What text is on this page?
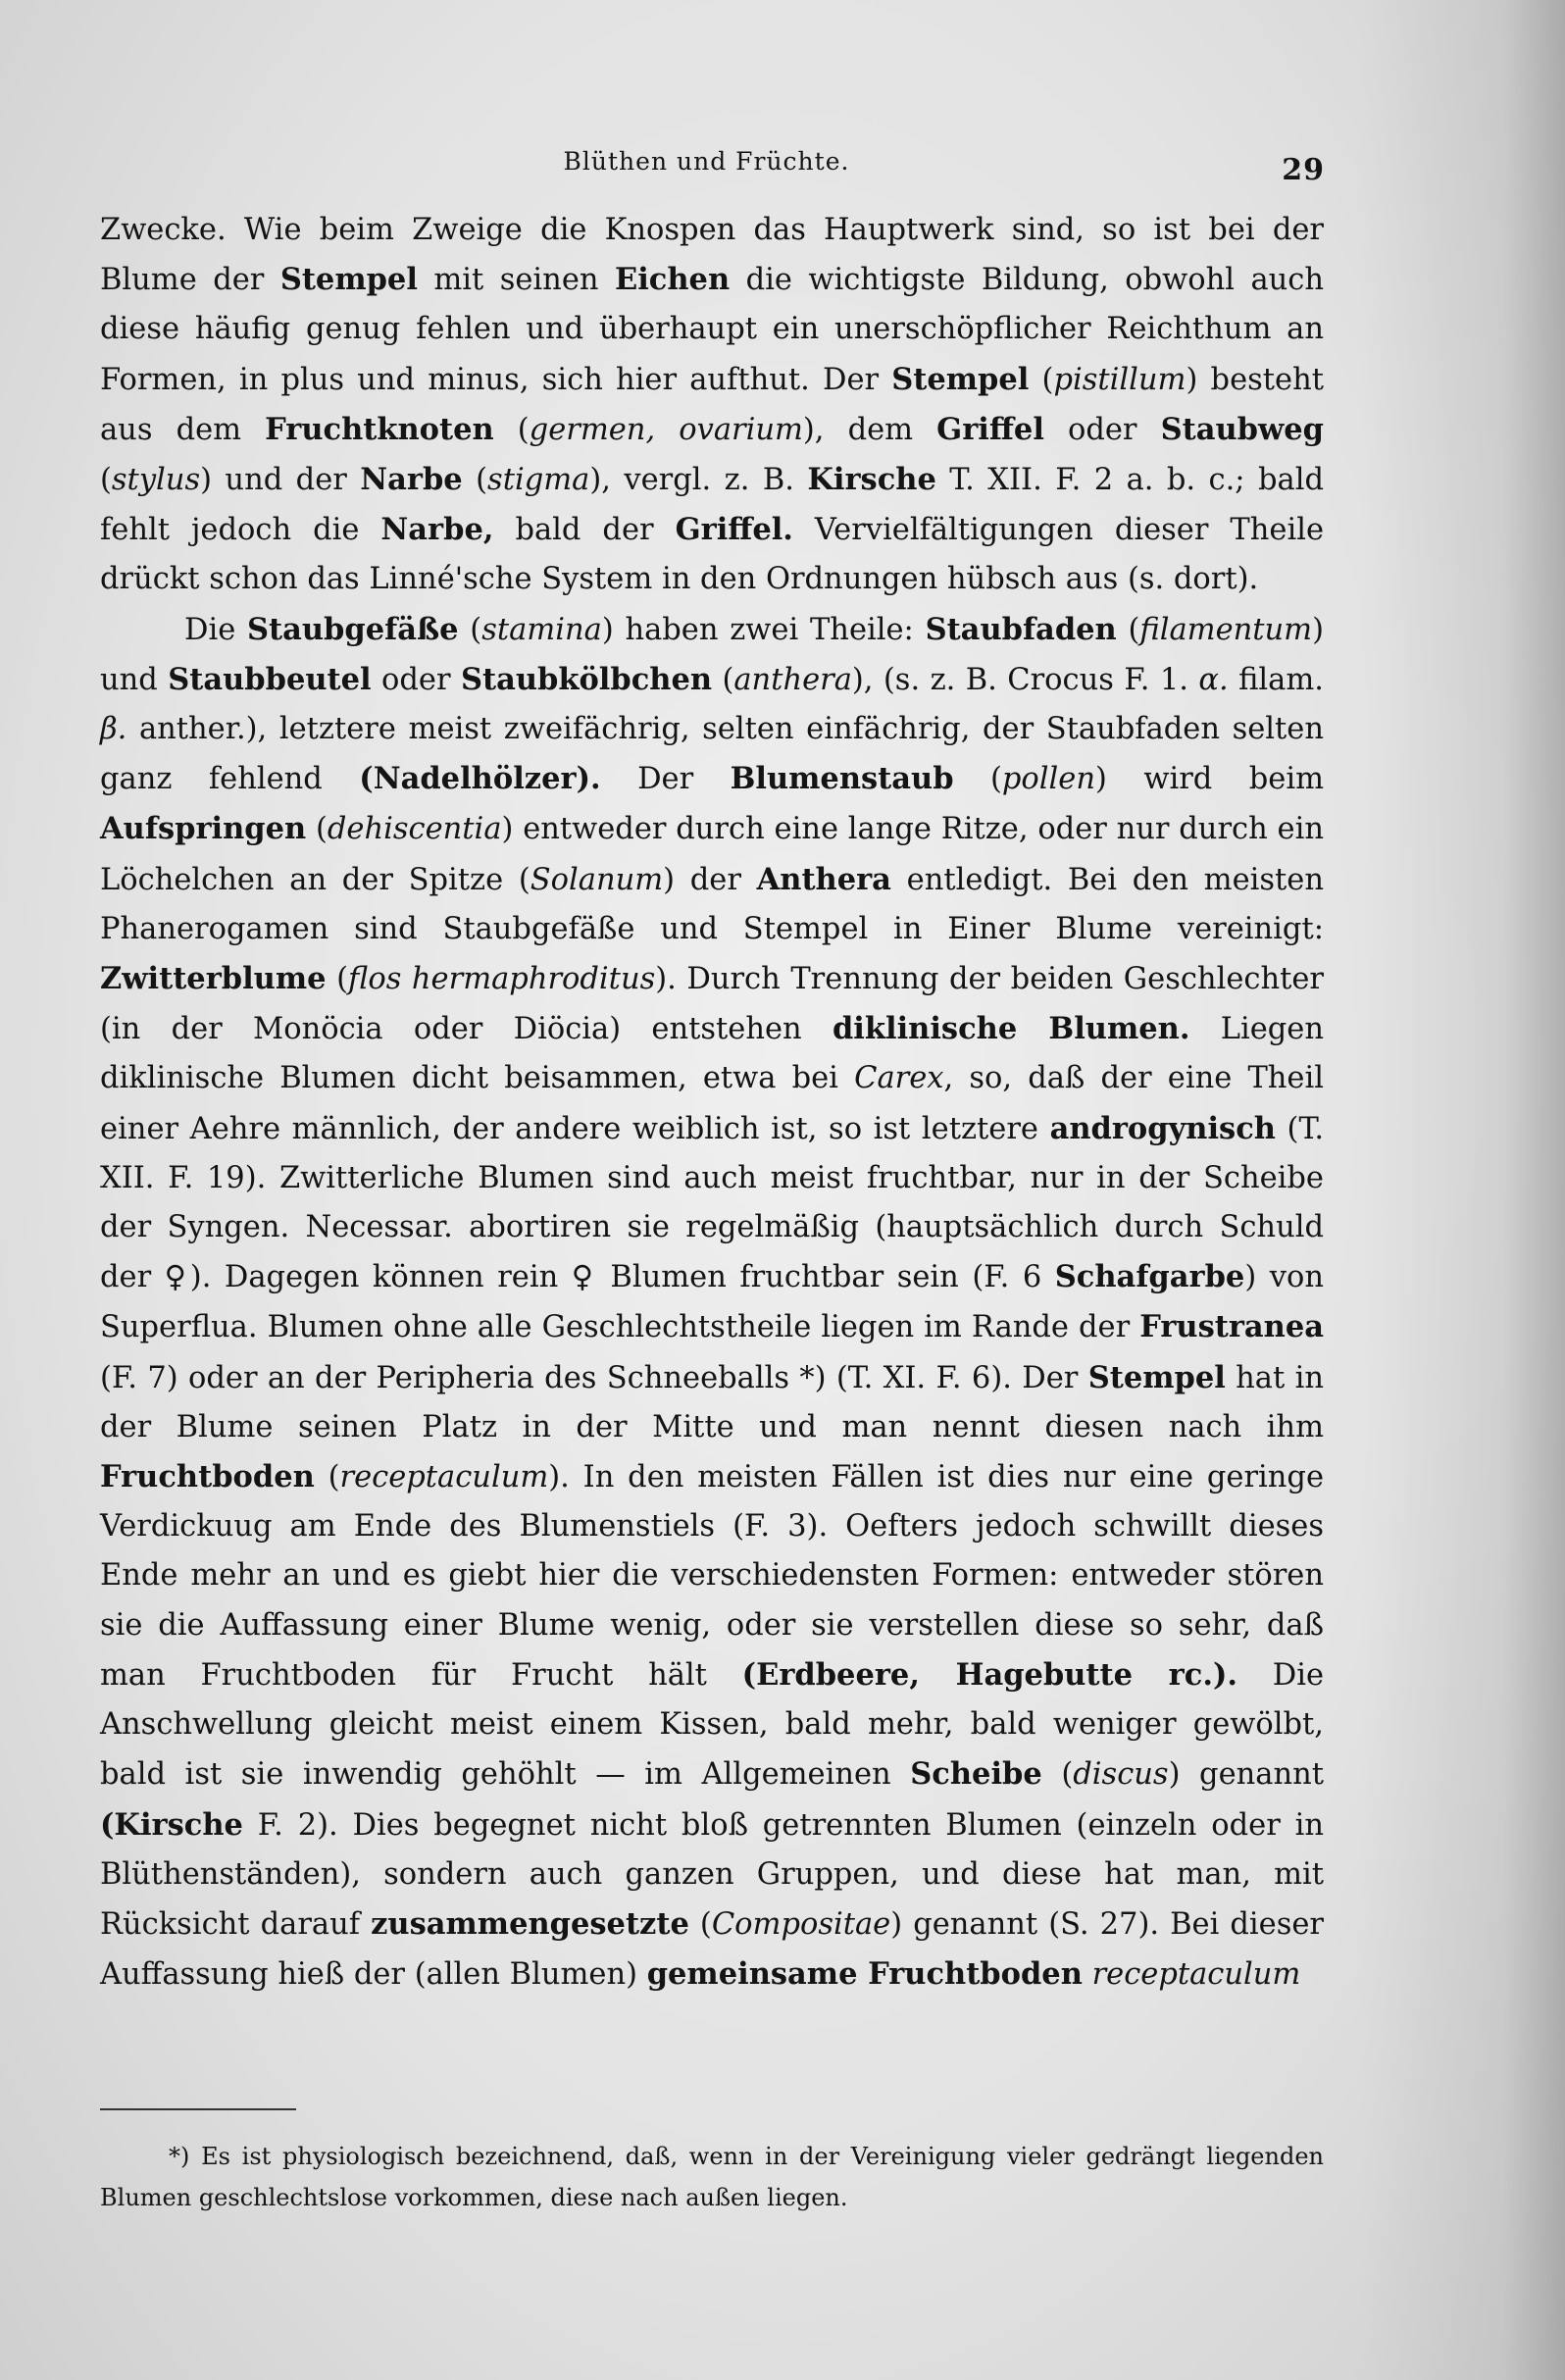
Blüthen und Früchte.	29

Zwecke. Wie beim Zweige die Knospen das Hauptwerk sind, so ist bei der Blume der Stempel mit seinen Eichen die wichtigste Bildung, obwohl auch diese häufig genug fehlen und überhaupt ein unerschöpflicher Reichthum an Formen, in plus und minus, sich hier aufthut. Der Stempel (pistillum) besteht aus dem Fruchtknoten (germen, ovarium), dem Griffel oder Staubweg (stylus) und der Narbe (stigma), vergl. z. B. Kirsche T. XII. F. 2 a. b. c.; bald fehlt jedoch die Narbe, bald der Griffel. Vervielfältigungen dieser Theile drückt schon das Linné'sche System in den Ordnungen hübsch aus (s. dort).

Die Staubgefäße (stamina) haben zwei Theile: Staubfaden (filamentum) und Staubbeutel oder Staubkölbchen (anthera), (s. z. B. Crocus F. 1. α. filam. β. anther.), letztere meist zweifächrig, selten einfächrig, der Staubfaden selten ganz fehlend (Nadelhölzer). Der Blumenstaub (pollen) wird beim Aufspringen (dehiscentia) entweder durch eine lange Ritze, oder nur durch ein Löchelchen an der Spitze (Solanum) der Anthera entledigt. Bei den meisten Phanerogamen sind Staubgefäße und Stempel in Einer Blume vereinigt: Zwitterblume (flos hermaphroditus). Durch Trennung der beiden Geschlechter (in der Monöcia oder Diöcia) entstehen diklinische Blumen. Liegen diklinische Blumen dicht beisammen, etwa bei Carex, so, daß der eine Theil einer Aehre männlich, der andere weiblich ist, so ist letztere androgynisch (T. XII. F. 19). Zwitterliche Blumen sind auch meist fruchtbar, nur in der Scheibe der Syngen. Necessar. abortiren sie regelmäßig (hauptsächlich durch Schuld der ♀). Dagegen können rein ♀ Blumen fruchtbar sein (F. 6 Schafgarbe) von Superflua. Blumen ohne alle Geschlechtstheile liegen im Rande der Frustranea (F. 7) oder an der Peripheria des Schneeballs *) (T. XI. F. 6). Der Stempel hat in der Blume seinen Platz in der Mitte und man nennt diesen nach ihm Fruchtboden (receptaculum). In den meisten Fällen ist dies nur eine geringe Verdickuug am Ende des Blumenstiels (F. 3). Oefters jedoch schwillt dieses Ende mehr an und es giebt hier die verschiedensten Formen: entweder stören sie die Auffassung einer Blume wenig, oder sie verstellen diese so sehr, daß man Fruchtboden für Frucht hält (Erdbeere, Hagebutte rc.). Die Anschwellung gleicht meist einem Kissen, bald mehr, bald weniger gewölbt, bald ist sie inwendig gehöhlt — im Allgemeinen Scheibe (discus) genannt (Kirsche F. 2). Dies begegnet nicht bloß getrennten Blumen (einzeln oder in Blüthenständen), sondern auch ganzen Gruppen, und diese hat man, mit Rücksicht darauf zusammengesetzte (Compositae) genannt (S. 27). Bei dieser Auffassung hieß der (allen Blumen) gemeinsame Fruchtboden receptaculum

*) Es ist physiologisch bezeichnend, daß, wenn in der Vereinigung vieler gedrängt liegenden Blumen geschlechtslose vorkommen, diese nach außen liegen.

## TASK PROMPT
Your task is to copy the entries in full and exactly, without any images.

## ANSWER FOR THE TASK
What text is on this page?
Blüthen und Früchte.	29

Zwecke. Wie beim Zweige die Knospen das Hauptwerk sind, so ist bei der Blume der Stempel mit seinen Eichen die wichtigste Bildung, obwohl auch diese häufig genug fehlen und überhaupt ein unerschöpflicher Reichthum an Formen, in plus und minus, sich hier aufthut. Der Stempel (pistillum) besteht aus dem Fruchtknoten (germen, ovarium), dem Griffel oder Staubweg (stylus) und der Narbe (stigma), vergl. z. B. Kirsche T. XII. F. 2 a. b. c.; bald fehlt jedoch die Narbe, bald der Griffel. Vervielfältigungen dieser Theile drückt schon das Linné'sche System in den Ordnungen hübsch aus (s. dort).

Die Staubgefäße (stamina) haben zwei Theile: Staubfaden (filamentum) und Staubbeutel oder Staubkölbchen (anthera), (s. z. B. Crocus F. 1. α. filam. β. anther.), letztere meist zweifächrig, selten einfächrig, der Staubfaden selten ganz fehlend (Nadelhölzer). Der Blumenstaub (pollen) wird beim Aufspringen (dehiscentia) entweder durch eine lange Ritze, oder nur durch ein Löchelchen an der Spitze (Solanum) der Anthera entledigt. Bei den meisten Phanerogamen sind Staubgefäße und Stempel in Einer Blume vereinigt: Zwitterblume (flos hermaphroditus). Durch Trennung der beiden Geschlechter (in der Monöcia oder Diöcia) entstehen diklinische Blumen. Liegen diklinische Blumen dicht beisammen, etwa bei Carex, so, daß der eine Theil einer Aehre männlich, der andere weiblich ist, so ist letztere androgynisch (T. XII. F. 19). Zwitterliche Blumen sind auch meist fruchtbar, nur in der Scheibe der Syngen. Necessar. abortiren sie regelmäßig (hauptsächlich durch Schuld der ♀). Dagegen können rein ♀ Blumen fruchtbar sein (F. 6 Schafgarbe) von Superflua. Blumen ohne alle Geschlechtstheile liegen im Rande der Frustranea (F. 7) oder an der Peripheria des Schneeballs *) (T. XI. F. 6). Der Stempel hat in der Blume seinen Platz in der Mitte und man nennt diesen nach ihm Fruchtboden (receptaculum). In den meisten Fällen ist dies nur eine geringe Verdickuug am Ende des Blumenstiels (F. 3). Oefters jedoch schwillt dieses Ende mehr an und es giebt hier die verschiedensten Formen: entweder stören sie die Auffassung einer Blume wenig, oder sie verstellen diese so sehr, daß man Fruchtboden für Frucht hält (Erdbeere, Hagebutte rc.). Die Anschwellung gleicht meist einem Kissen, bald mehr, bald weniger gewölbt, bald ist sie inwendig gehöhlt — im Allgemeinen Scheibe (discus) genannt (Kirsche F. 2). Dies begegnet nicht bloß getrennten Blumen (einzeln oder in Blüthenständen), sondern auch ganzen Gruppen, und diese hat man, mit Rücksicht darauf zusammengesetzte (Compositae) genannt (S. 27). Bei dieser Auffassung hieß der (allen Blumen) gemeinsame Fruchtboden receptaculum

*) Es ist physiologisch bezeichnend, daß, wenn in der Vereinigung vieler gedrängt liegenden Blumen geschlechtslose vorkommen, diese nach außen liegen.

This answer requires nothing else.